Begin INPUT DATA

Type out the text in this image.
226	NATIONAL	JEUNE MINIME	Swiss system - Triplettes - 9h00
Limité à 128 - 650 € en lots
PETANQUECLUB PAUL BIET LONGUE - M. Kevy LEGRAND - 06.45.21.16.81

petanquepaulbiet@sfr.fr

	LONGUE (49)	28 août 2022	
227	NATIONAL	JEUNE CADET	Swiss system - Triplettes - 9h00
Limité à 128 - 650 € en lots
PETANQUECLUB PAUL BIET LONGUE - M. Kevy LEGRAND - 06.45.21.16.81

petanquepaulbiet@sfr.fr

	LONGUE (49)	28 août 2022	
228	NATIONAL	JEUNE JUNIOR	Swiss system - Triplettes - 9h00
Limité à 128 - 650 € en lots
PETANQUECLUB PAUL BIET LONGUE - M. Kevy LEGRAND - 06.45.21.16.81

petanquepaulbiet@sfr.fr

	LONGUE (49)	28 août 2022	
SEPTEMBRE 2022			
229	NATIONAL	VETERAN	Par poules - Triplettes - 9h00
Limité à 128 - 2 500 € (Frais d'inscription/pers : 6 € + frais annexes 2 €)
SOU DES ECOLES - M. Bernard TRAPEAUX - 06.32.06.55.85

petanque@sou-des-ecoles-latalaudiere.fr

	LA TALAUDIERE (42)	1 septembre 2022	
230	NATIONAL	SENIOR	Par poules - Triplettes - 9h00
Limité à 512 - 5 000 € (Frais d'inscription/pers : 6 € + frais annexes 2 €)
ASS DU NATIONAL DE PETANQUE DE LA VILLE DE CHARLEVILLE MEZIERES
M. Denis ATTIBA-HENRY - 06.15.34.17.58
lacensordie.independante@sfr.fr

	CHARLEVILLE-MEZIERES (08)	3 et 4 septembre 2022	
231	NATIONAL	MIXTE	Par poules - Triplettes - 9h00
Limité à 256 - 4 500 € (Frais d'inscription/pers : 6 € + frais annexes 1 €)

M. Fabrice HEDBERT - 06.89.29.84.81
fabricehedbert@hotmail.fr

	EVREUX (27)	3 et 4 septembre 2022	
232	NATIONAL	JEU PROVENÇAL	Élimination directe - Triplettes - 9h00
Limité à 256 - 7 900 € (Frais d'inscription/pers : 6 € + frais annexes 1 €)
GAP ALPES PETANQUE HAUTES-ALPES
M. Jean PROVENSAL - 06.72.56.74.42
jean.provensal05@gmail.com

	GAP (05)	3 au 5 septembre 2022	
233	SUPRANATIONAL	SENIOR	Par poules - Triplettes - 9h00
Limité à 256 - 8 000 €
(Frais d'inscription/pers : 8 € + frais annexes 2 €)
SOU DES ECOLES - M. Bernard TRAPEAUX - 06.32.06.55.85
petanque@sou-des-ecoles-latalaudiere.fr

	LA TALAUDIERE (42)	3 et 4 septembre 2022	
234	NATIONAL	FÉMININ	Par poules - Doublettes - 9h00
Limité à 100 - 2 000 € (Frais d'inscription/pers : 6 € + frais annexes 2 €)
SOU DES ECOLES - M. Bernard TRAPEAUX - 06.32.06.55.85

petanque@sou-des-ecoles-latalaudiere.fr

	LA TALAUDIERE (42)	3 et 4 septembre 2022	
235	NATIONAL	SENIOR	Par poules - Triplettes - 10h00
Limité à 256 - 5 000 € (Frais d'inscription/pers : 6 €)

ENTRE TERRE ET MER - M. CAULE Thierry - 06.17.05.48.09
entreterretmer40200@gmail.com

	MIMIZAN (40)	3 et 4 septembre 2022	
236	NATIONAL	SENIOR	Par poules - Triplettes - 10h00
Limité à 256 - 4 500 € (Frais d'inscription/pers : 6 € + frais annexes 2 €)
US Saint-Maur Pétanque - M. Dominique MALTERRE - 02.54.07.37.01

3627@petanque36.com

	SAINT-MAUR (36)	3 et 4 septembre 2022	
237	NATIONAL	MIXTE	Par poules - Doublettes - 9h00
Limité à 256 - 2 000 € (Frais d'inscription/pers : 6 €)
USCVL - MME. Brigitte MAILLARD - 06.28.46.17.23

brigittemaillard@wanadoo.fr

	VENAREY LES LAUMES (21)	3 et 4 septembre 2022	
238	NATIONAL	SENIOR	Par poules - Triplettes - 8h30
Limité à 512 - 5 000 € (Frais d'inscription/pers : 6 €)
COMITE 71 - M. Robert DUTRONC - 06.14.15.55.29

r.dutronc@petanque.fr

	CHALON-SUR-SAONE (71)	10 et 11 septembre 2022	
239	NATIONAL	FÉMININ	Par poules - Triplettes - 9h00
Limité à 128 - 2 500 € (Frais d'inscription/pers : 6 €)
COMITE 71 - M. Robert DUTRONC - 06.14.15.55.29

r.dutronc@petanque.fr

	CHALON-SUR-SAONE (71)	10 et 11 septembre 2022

End INPUT DATA

- **INSTRUCTIONS TO FOLLOW**:
Can you reproduce all the material exactly?

- **ANSWER FOR THE TASK**:
Type out the text in this image.
226	NATIONAL	JEUNE MINIME	Swiss system - Triplettes - 9h00
Limité à 128 - 650 € en lots
PETANQUECLUB PAUL BIET LONGUE - M. Kevy LEGRAND - 06.45.21.16.81

petanquepaulbiet@sfr.fr

	LONGUE (49)	28 août 2022	
227	NATIONAL	JEUNE CADET	Swiss system - Triplettes - 9h00
Limité à 128 - 650 € en lots
PETANQUECLUB PAUL BIET LONGUE - M. Kevy LEGRAND - 06.45.21.16.81

petanquepaulbiet@sfr.fr

	LONGUE (49)	28 août 2022	
228	NATIONAL	JEUNE JUNIOR	Swiss system - Triplettes - 9h00
Limité à 128 - 650 € en lots
PETANQUECLUB PAUL BIET LONGUE - M. Kevy LEGRAND - 06.45.21.16.81

petanquepaulbiet@sfr.fr

	LONGUE (49)	28 août 2022	
SEPTEMBRE 2022			
229	NATIONAL	VETERAN	Par poules - Triplettes - 9h00
Limité à 128 - 2 500 € (Frais d'inscription/pers : 6 € + frais annexes 2 €)
SOU DES ECOLES - M. Bernard TRAPEAUX - 06.32.06.55.85

petanque@sou-des-ecoles-latalaudiere.fr

	LA TALAUDIERE (42)	1 septembre 2022	
230	NATIONAL	SENIOR	Par poules - Triplettes - 9h00
Limité à 512 - 5 000 € (Frais d'inscription/pers : 6 € + frais annexes 2 €)
ASS DU NATIONAL DE PETANQUE DE LA VILLE DE CHARLEVILLE MEZIERES
M. Denis ATTIBA-HENRY - 06.15.34.17.58
lacensordie.independante@sfr.fr

	CHARLEVILLE-MEZIERES (08)	3 et 4 septembre 2022	
231	NATIONAL	MIXTE	Par poules - Triplettes - 9h00
Limité à 256 - 4 500 € (Frais d'inscription/pers : 6 € + frais annexes 1 €)

M. Fabrice HEDBERT - 06.89.29.84.81
fabricehedbert@hotmail.fr

	EVREUX (27)	3 et 4 septembre 2022	
232	NATIONAL	JEU PROVENÇAL	Élimination directe - Triplettes - 9h00
Limité à 256 - 7 900 € (Frais d'inscription/pers : 6 € + frais annexes 1 €)
GAP ALPES PETANQUE HAUTES-ALPES
M. Jean PROVENSAL - 06.72.56.74.42
jean.provensal05@gmail.com

	GAP (05)	3 au 5 septembre 2022	
233	SUPRANATIONAL	SENIOR	Par poules - Triplettes - 9h00
Limité à 256 - 8 000 €
(Frais d'inscription/pers : 8 € + frais annexes 2 €)
SOU DES ECOLES - M. Bernard TRAPEAUX - 06.32.06.55.85
petanque@sou-des-ecoles-latalaudiere.fr

	LA TALAUDIERE (42)	3 et 4 septembre 2022	
234	NATIONAL	FÉMININ	Par poules - Doublettes - 9h00
Limité à 100 - 2 000 € (Frais d'inscription/pers : 6 € + frais annexes 2 €)
SOU DES ECOLES - M. Bernard TRAPEAUX - 06.32.06.55.85

petanque@sou-des-ecoles-latalaudiere.fr

	LA TALAUDIERE (42)	3 et 4 septembre 2022	
235	NATIONAL	SENIOR	Par poules - Triplettes - 10h00
Limité à 256 - 5 000 € (Frais d'inscription/pers : 6 €)

ENTRE TERRE ET MER - M. CAULE Thierry - 06.17.05.48.09
entreterretmer40200@gmail.com

	MIMIZAN (40)	3 et 4 septembre 2022	
236	NATIONAL	SENIOR	Par poules - Triplettes - 10h00
Limité à 256 - 4 500 € (Frais d'inscription/pers : 6 € + frais annexes 2 €)
US Saint-Maur Pétanque - M. Dominique MALTERRE - 02.54.07.37.01

3627@petanque36.com

	SAINT-MAUR (36)	3 et 4 septembre 2022	
237	NATIONAL	MIXTE	Par poules - Doublettes - 9h00
Limité à 256 - 2 000 € (Frais d'inscription/pers : 6 €)
USCVL - MME. Brigitte MAILLARD - 06.28.46.17.23

brigittemaillard@wanadoo.fr

	VENAREY LES LAUMES (21)	3 et 4 septembre 2022	
238	NATIONAL	SENIOR	Par poules - Triplettes - 8h30
Limité à 512 - 5 000 € (Frais d'inscription/pers : 6 €)
COMITE 71 - M. Robert DUTRONC - 06.14.15.55.29

r.dutronc@petanque.fr

	CHALON-SUR-SAONE (71)	10 et 11 septembre 2022	
239	NATIONAL	FÉMININ	Par poules - Triplettes - 9h00
Limité à 128 - 2 500 € (Frais d'inscription/pers : 6 €)
COMITE 71 - M. Robert DUTRONC - 06.14.15.55.29

r.dutronc@petanque.fr

	CHALON-SUR-SAONE (71)	10 et 11 septembre 2022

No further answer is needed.